A mi juicio, esta dimensión regulativa de la Constitución es la que explica por qué no debemos aceptar el «derecho a decidir» de una parte de la población española. La función del derecho democrático es reconciliarnos con la heteronomía que de manera inevitable se produce en una comunidad política dividida por diferentes intereses e ideologías. Como ha reiterado Rawls, solo mediante la represión del Estado es posible acabar con el pluralismo razonable de doctrinas existenciales y formas de vida. Lo cual vale también, en mi opinión, para sociedades divididas por diferentes identidades políticas. Los procedimientos de producción y aplicación de normas de un sistema jurídico democrático nos permiten solucionar legítimamente profundos conflictos colectivos. Aceptamos como legítimas decisiones colectivas que nos parecen injustas o sustantivamente incorrectas, solo porque han sido adoptadas a través de un procedimiento justo en el que todas las partes han podido participar en pie de igualdad.

Por el contrario, una concepción republicana de la Constitución, donde la legitimidad democrática última se basa en el poder constituyente del pueblo, poco tendría que objetar ante el desafío independentista de una parte del territorio en el caso de que el número de votantes de los partidos nacionalistas aumentara hasta sobrepasar la mitad de la población de esa comunidad autónoma. Si la legitimidad democrática no radica en el proceso democrático que instaura la Constitución, sino en la decisión del pueblo español como poder constituyente, apenas nada cabría argumentar en contra de los nacionalistas identitarios cuando pudieran demostrar la existencia de una mayoría suficiente para ejercer su propia autodeterminación. El problema que yo veo en el poder constituyente como último factor de legitimidad es que parece situar la democracia por encima del derecho, haciendo depender la legitimidad de la Constitución de su pedigrí democrático, es decir, de que sea una instancia efectiva de libertad colectiva.

_Tu tarea_: Prosigue el pasaje citado sobre la Constitución y el «derecho a decidir» a partir de su última oración. Las líneas que vienen a continuación son material independiente del pasaje.

_Entradas tomadas de una colección_:
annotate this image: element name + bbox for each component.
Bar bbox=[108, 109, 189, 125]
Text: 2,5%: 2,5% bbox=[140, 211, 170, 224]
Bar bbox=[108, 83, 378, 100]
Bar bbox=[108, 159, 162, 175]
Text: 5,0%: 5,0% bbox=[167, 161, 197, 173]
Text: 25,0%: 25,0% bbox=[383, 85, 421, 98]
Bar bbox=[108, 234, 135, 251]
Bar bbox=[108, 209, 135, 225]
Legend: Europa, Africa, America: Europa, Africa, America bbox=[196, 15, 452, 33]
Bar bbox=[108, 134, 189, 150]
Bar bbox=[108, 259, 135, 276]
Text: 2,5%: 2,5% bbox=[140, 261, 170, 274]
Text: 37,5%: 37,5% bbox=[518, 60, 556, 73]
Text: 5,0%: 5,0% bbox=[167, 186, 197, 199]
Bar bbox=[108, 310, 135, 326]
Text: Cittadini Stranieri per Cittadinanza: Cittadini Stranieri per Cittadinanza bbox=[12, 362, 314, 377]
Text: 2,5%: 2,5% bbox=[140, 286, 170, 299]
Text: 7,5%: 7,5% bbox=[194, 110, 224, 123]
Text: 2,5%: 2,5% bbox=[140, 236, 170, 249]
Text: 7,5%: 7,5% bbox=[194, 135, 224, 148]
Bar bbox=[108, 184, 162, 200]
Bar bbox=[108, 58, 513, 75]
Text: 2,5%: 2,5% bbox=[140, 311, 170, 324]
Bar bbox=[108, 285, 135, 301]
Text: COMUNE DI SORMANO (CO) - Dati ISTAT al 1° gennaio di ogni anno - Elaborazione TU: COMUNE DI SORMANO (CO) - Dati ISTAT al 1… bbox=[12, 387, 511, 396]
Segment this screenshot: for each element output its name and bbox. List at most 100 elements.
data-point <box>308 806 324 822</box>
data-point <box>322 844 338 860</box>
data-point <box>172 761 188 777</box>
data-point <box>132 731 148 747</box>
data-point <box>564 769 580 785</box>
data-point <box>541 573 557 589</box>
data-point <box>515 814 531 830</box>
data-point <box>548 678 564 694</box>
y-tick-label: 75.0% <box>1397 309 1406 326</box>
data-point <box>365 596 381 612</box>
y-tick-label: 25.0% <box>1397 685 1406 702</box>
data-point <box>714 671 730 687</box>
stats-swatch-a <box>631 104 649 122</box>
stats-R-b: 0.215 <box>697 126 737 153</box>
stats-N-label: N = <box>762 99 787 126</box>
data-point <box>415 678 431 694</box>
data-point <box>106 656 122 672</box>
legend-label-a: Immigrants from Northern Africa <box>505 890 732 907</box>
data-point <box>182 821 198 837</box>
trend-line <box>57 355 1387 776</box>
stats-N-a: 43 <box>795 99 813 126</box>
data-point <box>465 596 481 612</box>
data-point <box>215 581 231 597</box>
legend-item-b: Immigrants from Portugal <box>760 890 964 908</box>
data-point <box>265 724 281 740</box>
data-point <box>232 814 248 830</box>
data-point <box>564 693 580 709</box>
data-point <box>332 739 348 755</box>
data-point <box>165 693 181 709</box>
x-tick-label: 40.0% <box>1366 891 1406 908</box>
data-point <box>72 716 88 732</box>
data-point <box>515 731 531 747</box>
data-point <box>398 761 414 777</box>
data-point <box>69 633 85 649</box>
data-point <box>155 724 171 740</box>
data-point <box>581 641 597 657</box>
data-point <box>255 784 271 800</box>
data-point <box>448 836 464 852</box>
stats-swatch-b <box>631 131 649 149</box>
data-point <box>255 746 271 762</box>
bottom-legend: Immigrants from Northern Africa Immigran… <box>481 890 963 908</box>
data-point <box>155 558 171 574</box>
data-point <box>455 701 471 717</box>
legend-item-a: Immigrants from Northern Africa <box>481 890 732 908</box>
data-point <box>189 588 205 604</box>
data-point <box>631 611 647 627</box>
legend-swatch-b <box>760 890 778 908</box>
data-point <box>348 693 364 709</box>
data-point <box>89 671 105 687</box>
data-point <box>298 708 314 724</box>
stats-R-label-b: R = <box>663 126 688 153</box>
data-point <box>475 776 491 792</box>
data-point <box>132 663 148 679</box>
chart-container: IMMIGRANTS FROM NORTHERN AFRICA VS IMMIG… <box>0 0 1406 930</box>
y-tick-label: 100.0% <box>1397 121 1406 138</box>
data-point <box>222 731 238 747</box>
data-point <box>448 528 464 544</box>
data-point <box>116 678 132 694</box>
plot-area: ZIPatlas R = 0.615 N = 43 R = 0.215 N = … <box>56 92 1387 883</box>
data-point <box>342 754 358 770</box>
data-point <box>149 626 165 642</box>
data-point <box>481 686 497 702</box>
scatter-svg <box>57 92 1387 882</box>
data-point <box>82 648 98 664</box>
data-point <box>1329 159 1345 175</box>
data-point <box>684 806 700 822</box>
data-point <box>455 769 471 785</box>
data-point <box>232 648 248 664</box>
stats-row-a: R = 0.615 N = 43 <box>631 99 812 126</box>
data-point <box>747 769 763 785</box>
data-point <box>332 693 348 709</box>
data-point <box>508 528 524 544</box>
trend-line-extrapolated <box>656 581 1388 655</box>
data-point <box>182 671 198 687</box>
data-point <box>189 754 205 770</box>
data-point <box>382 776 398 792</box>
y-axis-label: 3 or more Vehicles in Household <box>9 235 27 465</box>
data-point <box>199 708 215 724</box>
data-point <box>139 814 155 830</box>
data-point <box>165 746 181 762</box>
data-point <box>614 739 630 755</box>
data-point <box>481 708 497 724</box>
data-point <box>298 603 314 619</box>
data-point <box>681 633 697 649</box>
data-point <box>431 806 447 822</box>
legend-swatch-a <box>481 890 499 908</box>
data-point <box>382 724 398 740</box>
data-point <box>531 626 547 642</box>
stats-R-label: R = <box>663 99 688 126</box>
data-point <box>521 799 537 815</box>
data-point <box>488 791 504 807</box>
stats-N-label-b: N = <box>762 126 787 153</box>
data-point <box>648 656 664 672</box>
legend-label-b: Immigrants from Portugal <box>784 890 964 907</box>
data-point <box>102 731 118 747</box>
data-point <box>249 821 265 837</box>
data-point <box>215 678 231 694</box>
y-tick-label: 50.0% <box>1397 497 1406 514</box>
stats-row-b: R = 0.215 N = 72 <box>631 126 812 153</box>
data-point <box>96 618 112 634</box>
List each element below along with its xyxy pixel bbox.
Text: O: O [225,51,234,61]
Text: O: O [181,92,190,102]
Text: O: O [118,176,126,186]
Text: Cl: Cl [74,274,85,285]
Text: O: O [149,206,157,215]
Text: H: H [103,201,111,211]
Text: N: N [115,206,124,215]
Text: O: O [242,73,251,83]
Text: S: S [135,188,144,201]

_Resultado_:
Por otra parte, dicha concepción republicana parece cerrar la puerta a la integración en un Estado europeo federal a través de la reforma constitucional. No es solo el consabido y fácilmente reconocible déficit democrático de las instituciones europeas, que cabría corregir con determinadas reformas del actual entramado institucional de la UE. El problema fundamental para una concepción republicana es la falta de un demos europeo que, como poder constituyente, se dote de una constitución. Mientras ese demos europeo no exista, la concepción republicana exige mantener los demos nacionales como clave de la construcción europea. Es decir, dicha concepción parece rechazar la posibilidad de que sean los propios Estados nacionales quienes reformen sus Constituciones a través de los procedimientos establecidos en ellas con objeto de construir una federación europea. Desde la dimensión regulativa de la constitución, sin embargo, este sería el camino más adecuado, puesto que desde este enfoque la identidad común (o «identidad constitucional») no se exige como una condición previa del acto constituyente, sino que se establece como un desiderátum a alcanzar a través de una vida institucional en común. De hecho, esta es la forma en que históricamente ha operado el llamado federalismo «por asociación»: integrando distintas soberanías bajo una misma constitución que, con el tiempo, ha sido capaz de generar una soberanía más abstracta y compartida por las entidades federadas.